* **What the task asks**: Transcribe the listing word for word.

* **Data to process**:
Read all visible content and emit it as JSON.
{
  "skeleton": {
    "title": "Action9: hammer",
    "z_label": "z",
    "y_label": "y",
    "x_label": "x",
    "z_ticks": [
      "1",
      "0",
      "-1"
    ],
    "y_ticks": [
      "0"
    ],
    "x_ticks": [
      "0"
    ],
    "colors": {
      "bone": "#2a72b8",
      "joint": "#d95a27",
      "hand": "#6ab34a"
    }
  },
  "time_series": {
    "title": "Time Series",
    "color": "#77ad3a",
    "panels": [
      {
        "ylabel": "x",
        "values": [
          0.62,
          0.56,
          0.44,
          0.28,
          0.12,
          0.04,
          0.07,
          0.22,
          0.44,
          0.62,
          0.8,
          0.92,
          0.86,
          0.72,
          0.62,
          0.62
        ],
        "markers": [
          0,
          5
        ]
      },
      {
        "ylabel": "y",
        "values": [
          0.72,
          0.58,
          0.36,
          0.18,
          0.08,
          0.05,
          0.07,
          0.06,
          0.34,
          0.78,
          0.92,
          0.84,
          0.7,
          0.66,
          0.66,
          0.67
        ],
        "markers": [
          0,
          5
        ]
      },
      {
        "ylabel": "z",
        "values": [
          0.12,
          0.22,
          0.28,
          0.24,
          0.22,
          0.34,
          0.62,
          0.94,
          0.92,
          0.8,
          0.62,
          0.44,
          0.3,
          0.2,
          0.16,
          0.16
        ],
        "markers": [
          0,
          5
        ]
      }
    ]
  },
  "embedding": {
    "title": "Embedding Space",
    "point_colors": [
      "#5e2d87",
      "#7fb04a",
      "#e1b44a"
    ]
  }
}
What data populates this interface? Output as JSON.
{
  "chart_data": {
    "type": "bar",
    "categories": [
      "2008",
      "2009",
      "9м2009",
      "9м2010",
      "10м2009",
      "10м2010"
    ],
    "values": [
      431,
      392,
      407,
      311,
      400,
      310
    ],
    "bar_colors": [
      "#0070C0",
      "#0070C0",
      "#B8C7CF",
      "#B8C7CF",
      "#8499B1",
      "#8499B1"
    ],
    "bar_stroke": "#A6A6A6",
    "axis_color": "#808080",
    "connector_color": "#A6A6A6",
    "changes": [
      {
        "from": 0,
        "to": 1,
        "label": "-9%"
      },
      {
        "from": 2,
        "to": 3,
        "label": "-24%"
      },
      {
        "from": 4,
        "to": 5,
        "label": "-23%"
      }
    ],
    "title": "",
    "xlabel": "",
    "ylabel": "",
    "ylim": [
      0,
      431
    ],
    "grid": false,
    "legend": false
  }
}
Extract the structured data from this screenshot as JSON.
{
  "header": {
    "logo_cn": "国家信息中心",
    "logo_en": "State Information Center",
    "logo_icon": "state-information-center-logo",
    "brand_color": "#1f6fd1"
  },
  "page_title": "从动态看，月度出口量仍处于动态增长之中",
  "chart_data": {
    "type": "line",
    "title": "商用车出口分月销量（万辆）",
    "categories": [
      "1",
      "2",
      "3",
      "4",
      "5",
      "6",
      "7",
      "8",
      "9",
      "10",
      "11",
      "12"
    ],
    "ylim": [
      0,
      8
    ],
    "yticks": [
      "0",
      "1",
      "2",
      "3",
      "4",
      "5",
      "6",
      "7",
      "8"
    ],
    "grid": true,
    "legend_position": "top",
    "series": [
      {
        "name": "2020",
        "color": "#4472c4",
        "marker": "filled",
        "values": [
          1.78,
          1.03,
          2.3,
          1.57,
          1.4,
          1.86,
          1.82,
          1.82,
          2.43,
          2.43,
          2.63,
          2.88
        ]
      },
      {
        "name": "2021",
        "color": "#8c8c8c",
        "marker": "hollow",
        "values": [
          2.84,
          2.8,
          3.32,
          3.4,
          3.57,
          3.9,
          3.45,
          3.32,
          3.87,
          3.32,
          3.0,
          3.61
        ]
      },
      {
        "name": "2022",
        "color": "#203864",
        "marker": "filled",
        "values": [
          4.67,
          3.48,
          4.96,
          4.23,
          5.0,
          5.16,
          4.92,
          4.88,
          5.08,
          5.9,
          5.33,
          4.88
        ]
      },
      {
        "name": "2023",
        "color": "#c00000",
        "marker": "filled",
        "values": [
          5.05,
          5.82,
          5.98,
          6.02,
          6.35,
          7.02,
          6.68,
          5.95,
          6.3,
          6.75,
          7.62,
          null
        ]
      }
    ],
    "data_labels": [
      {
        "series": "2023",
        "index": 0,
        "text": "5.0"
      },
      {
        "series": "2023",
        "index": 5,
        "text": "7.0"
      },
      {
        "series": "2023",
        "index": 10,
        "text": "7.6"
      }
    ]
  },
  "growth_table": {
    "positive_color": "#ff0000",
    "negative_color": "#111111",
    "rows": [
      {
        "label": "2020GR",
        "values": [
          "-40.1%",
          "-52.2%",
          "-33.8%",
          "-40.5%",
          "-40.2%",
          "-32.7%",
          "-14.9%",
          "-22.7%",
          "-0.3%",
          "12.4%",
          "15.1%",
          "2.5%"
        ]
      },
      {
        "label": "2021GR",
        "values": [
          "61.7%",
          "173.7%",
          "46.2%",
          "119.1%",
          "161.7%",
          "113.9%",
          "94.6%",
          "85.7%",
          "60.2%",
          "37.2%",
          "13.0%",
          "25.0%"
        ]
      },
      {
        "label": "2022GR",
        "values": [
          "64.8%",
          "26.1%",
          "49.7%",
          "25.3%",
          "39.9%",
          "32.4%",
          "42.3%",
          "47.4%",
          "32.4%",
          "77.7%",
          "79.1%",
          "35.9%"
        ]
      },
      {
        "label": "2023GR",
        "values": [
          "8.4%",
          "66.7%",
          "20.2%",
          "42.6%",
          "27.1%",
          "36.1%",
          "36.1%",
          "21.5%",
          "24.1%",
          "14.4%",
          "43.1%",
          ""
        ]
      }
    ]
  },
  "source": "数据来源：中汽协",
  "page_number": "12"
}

* **Response to this task**:
Read all visible content and emit it as JSON.
{
  "skeleton": {
    "title": "Action9: hammer",
    "z_label": "z",
    "y_label": "y",
    "x_label": "x",
    "z_ticks": [
      "1",
      "0",
      "-1"
    ],
    "y_ticks": [
      "0"
    ],
    "x_ticks": [
      "0"
    ],
    "colors": {
      "bone": "#2a72b8",
      "joint": "#d95a27",
      "hand": "#6ab34a"
    }
  },
  "time_series": {
    "title": "Time Series",
    "color": "#77ad3a",
    "panels": [
      {
        "ylabel": "x",
        "values": [
          0.62,
          0.56,
          0.44,
          0.28,
          0.12,
          0.04,
          0.07,
          0.22,
          0.44,
          0.62,
          0.8,
          0.92,
          0.86,
          0.72,
          0.62,
          0.62
        ],
        "markers": [
          0,
          5
        ]
      },
      {
        "ylabel": "y",
        "values": [
          0.72,
          0.58,
          0.36,
          0.18,
          0.08,
          0.05,
          0.07,
          0.06,
          0.34,
          0.78,
          0.92,
          0.84,
          0.7,
          0.66,
          0.66,
          0.67
        ],
        "markers": [
          0,
          5
        ]
      },
      {
        "ylabel": "z",
        "values": [
          0.12,
          0.22,
          0.28,
          0.24,
          0.22,
          0.34,
          0.62,
          0.94,
          0.92,
          0.8,
          0.62,
          0.44,
          0.3,
          0.2,
          0.16,
          0.16
        ],
        "markers": [
          0,
          5
        ]
      }
    ]
  },
  "embedding": {
    "title": "Embedding Space",
    "point_colors": [
      "#5e2d87",
      "#7fb04a",
      "#e1b44a"
    ]
  }
}
What data populates this interface? Output as JSON.
{
  "chart_data": {
    "type": "bar",
    "categories": [
      "2008",
      "2009",
      "9м2009",
      "9м2010",
      "10м2009",
      "10м2010"
    ],
    "values": [
      431,
      392,
      407,
      311,
      400,
      310
    ],
    "bar_colors": [
      "#0070C0",
      "#0070C0",
      "#B8C7CF",
      "#B8C7CF",
      "#8499B1",
      "#8499B1"
    ],
    "bar_stroke": "#A6A6A6",
    "axis_color": "#808080",
    "connector_color": "#A6A6A6",
    "changes": [
      {
        "from": 0,
        "to": 1,
        "label": "-9%"
      },
      {
        "from": 2,
        "to": 3,
        "label": "-24%"
      },
      {
        "from": 4,
        "to": 5,
        "label": "-23%"
      }
    ],
    "title": "",
    "xlabel": "",
    "ylabel": "",
    "ylim": [
      0,
      431
    ],
    "grid": false,
    "legend": false
  }
}
Extract the structured data from this screenshot as JSON.
{
  "header": {
    "logo_cn": "国家信息中心",
    "logo_en": "State Information Center",
    "logo_icon": "state-information-center-logo",
    "brand_color": "#1f6fd1"
  },
  "page_title": "从动态看，月度出口量仍处于动态增长之中",
  "chart_data": {
    "type": "line",
    "title": "商用车出口分月销量（万辆）",
    "categories": [
      "1",
      "2",
      "3",
      "4",
      "5",
      "6",
      "7",
      "8",
      "9",
      "10",
      "11",
      "12"
    ],
    "ylim": [
      0,
      8
    ],
    "yticks": [
      "0",
      "1",
      "2",
      "3",
      "4",
      "5",
      "6",
      "7",
      "8"
    ],
    "grid": true,
    "legend_position": "top",
    "series": [
      {
        "name": "2020",
        "color": "#4472c4",
        "marker": "filled",
        "values": [
          1.78,
          1.03,
          2.3,
          1.57,
          1.4,
          1.86,
          1.82,
          1.82,
          2.43,
          2.43,
          2.63,
          2.88
        ]
      },
      {
        "name": "2021",
        "color": "#8c8c8c",
        "marker": "hollow",
        "values": [
          2.84,
          2.8,
          3.32,
          3.4,
          3.57,
          3.9,
          3.45,
          3.32,
          3.87,
          3.32,
          3.0,
          3.61
        ]
      },
      {
        "name": "2022",
        "color": "#203864",
        "marker": "filled",
        "values": [
          4.67,
          3.48,
          4.96,
          4.23,
          5.0,
          5.16,
          4.92,
          4.88,
          5.08,
          5.9,
          5.33,
          4.88
        ]
      },
      {
        "name": "2023",
        "color": "#c00000",
        "marker": "filled",
        "values": [
          5.05,
          5.82,
          5.98,
          6.02,
          6.35,
          7.02,
          6.68,
          5.95,
          6.3,
          6.75,
          7.62,
          null
        ]
      }
    ],
    "data_labels": [
      {
        "series": "2023",
        "index": 0,
        "text": "5.0"
      },
      {
        "series": "2023",
        "index": 5,
        "text": "7.0"
      },
      {
        "series": "2023",
        "index": 10,
        "text": "7.6"
      }
    ]
  },
  "growth_table": {
    "positive_color": "#ff0000",
    "negative_color": "#111111",
    "rows": [
      {
        "label": "2020GR",
        "values": [
          "-40.1%",
          "-52.2%",
          "-33.8%",
          "-40.5%",
          "-40.2%",
          "-32.7%",
          "-14.9%",
          "-22.7%",
          "-0.3%",
          "12.4%",
          "15.1%",
          "2.5%"
        ]
      },
      {
        "label": "2021GR",
        "values": [
          "61.7%",
          "173.7%",
          "46.2%",
          "119.1%",
          "161.7%",
          "113.9%",
          "94.6%",
          "85.7%",
          "60.2%",
          "37.2%",
          "13.0%",
          "25.0%"
        ]
      },
      {
        "label": "2022GR",
        "values": [
          "64.8%",
          "26.1%",
          "49.7%",
          "25.3%",
          "39.9%",
          "32.4%",
          "42.3%",
          "47.4%",
          "32.4%",
          "77.7%",
          "79.1%",
          "35.9%"
        ]
      },
      {
        "label": "2023GR",
        "values": [
          "8.4%",
          "66.7%",
          "20.2%",
          "42.6%",
          "27.1%",
          "36.1%",
          "36.1%",
          "21.5%",
          "24.1%",
          "14.4%",
          "43.1%",
          ""
        ]
      }
    ]
  },
  "source": "数据来源：中汽协",
  "page_number": "12"
}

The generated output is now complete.